(GIVEN TASK): Each entry must be given again exactly; images do not belong in the copy.

--- Begin INFORMATION GIVEN ---

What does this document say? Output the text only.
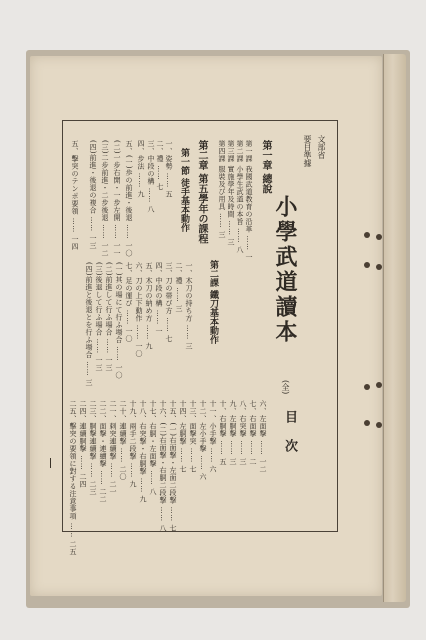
文部省
要目準據
小學武道讀本
(全)
目次
第一章 總說
第一課 我國武道教育の沿革 …… 一
第二課 小學生武道の本旨 …… 八
第三課 實施學年及時間 …… 三
第四課 服裝及び用具 …… 三
第二章 第五學年の課程
第一節 徒手基本動作
一、姿勢 …… 五
二、禮 …… 七
三、中段の構 …… 八
四、步法 …… 九
五、(一)歩の前進・後退 …… 一〇
(二)一步右開・一步左開 …… 一一
(三)二步前進・二步後退 …… 一二
(四)前進・後退の複合 …… 一三
五、擊突のテンポ要領 …… 一四
第二課 鐵刀基本動作
一、木刀の持ち方 …… 三
二、禮 …… 三
三、刀の帯び方 …… 七
四、中段の構 …… 一
五、木刀の納め方 …… 九
六、刀の上下動作 …… 一〇
七、足の運び …… 一〇
(一)其の場にて行ふ場合 …… 一〇
(二)前進して行ふ場合 …… 一三
(三)後退して行ふ場合 …… 一三
(四)前進と後退とを行ふ場合 …… 三
六、左面撃 …… 一二
七、右面撃 …… 二
八、右突撃 …… 三
九、左胴撃 …… 三
十、右胴撃 …… 五
十一、小手撃 …… 六
十二、左小手撃 …… 六
十三、面撃突 …… 七
十四、左胴撃 …… 七
十五、(一)右面撃・左面二段撃 …… 七
十六、(二)右面撃・右胴二段撃 …… 八
十七、右胴・左面撃 …… 八
十八、右突撃・右胴撃 …… 九
十九、兩手二段撃 …… 九
二十、連續撃 …… 二〇
二一、刺突連續撃 …… 二一
二二、面撃・連續撃 …… 二二
二三、胴撃連續撃 …… 二三
二四、連續胴撃 …… 二四
二五、擊突の要領に對する注意事項 …… 二五
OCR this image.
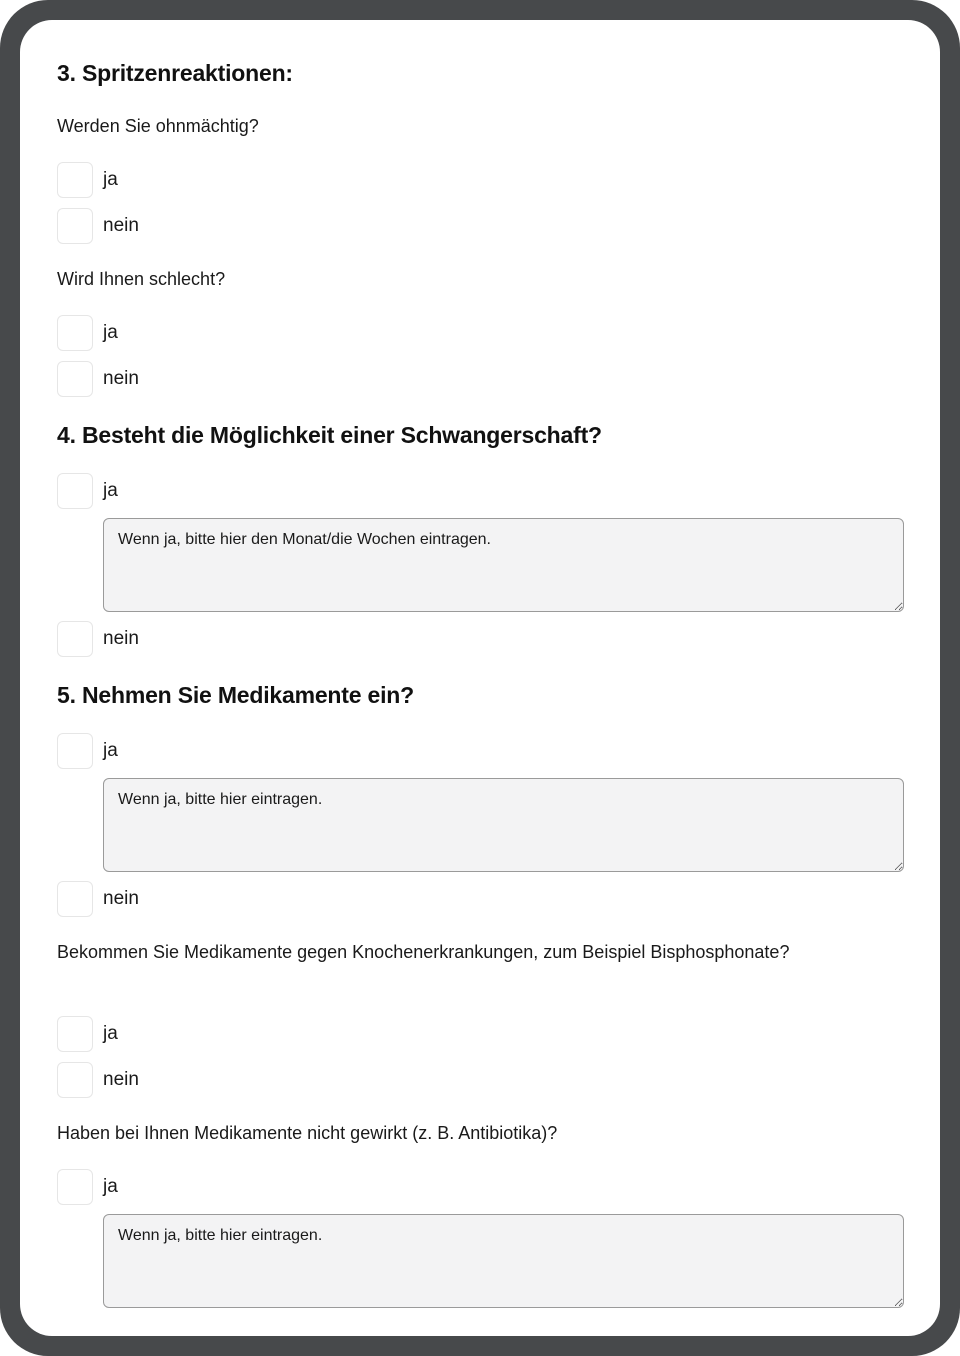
3. Spritzenreaktionen:
Werden Sie ohnmächtig?
ja
nein
Wird Ihnen schlecht?
ja
nein
4. Besteht die Möglichkeit einer Schwangerschaft?
ja
Wenn ja, bitte hier den Monat/die Wochen eintragen.
nein
5. Nehmen Sie Medikamente ein?
ja
Wenn ja, bitte hier eintragen.
nein
Bekommen Sie Medikamente gegen Knochenerkrankungen, zum Beispiel Bisphosphonate?
ja
nein
Haben bei Ihnen Medikamente nicht gewirkt (z. B. Antibiotika)?
ja
Wenn ja, bitte hier eintragen.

--- End INFORMATION GIVEN ---

(ANSWER BELOW):
What does this document say? Output the text only.
文部省
要目準據
小學武道讀本
(全)
目次
第一章 總說
第一課 我國武道教育の沿革 …… 一
第二課 小學生武道の本旨 …… 八
第三課 實施學年及時間 …… 三
第四課 服裝及び用具 …… 三
第二章 第五學年の課程
第一節 徒手基本動作
一、姿勢 …… 五
二、禮 …… 七
三、中段の構 …… 八
四、步法 …… 九
五、(一)歩の前進・後退 …… 一〇
(二)一步右開・一步左開 …… 一一
(三)二步前進・二步後退 …… 一二
(四)前進・後退の複合 …… 一三
五、擊突のテンポ要領 …… 一四
第二課 鐵刀基本動作
一、木刀の持ち方 …… 三
二、禮 …… 三
三、刀の帯び方 …… 七
四、中段の構 …… 一
五、木刀の納め方 …… 九
六、刀の上下動作 …… 一〇
七、足の運び …… 一〇
(一)其の場にて行ふ場合 …… 一〇
(二)前進して行ふ場合 …… 一三
(三)後退して行ふ場合 …… 一三
(四)前進と後退とを行ふ場合 …… 三
六、左面撃 …… 一二
七、右面撃 …… 二
八、右突撃 …… 三
九、左胴撃 …… 三
十、右胴撃 …… 五
十一、小手撃 …… 六
十二、左小手撃 …… 六
十三、面撃突 …… 七
十四、左胴撃 …… 七
十五、(一)右面撃・左面二段撃 …… 七
十六、(二)右面撃・右胴二段撃 …… 八
十七、右胴・左面撃 …… 八
十八、右突撃・右胴撃 …… 九
十九、兩手二段撃 …… 九
二十、連續撃 …… 二〇
二一、刺突連續撃 …… 二一
二二、面撃・連續撃 …… 二二
二三、胴撃連續撃 …… 二三
二四、連續胴撃 …… 二四
二五、擊突の要領に對する注意事項 …… 二五
OCR this image.
3. Spritzenreaktionen:
Werden Sie ohnmächtig?
ja
nein
Wird Ihnen schlecht?
ja
nein
4. Besteht die Möglichkeit einer Schwangerschaft?
ja
Wenn ja, bitte hier den Monat/die Wochen eintragen.
nein
5. Nehmen Sie Medikamente ein?
ja
Wenn ja, bitte hier eintragen.
nein
Bekommen Sie Medikamente gegen Knochenerkrankungen, zum Beispiel Bisphosphonate?
ja
nein
Haben bei Ihnen Medikamente nicht gewirkt (z. B. Antibiotika)?
ja
Wenn ja, bitte hier eintragen.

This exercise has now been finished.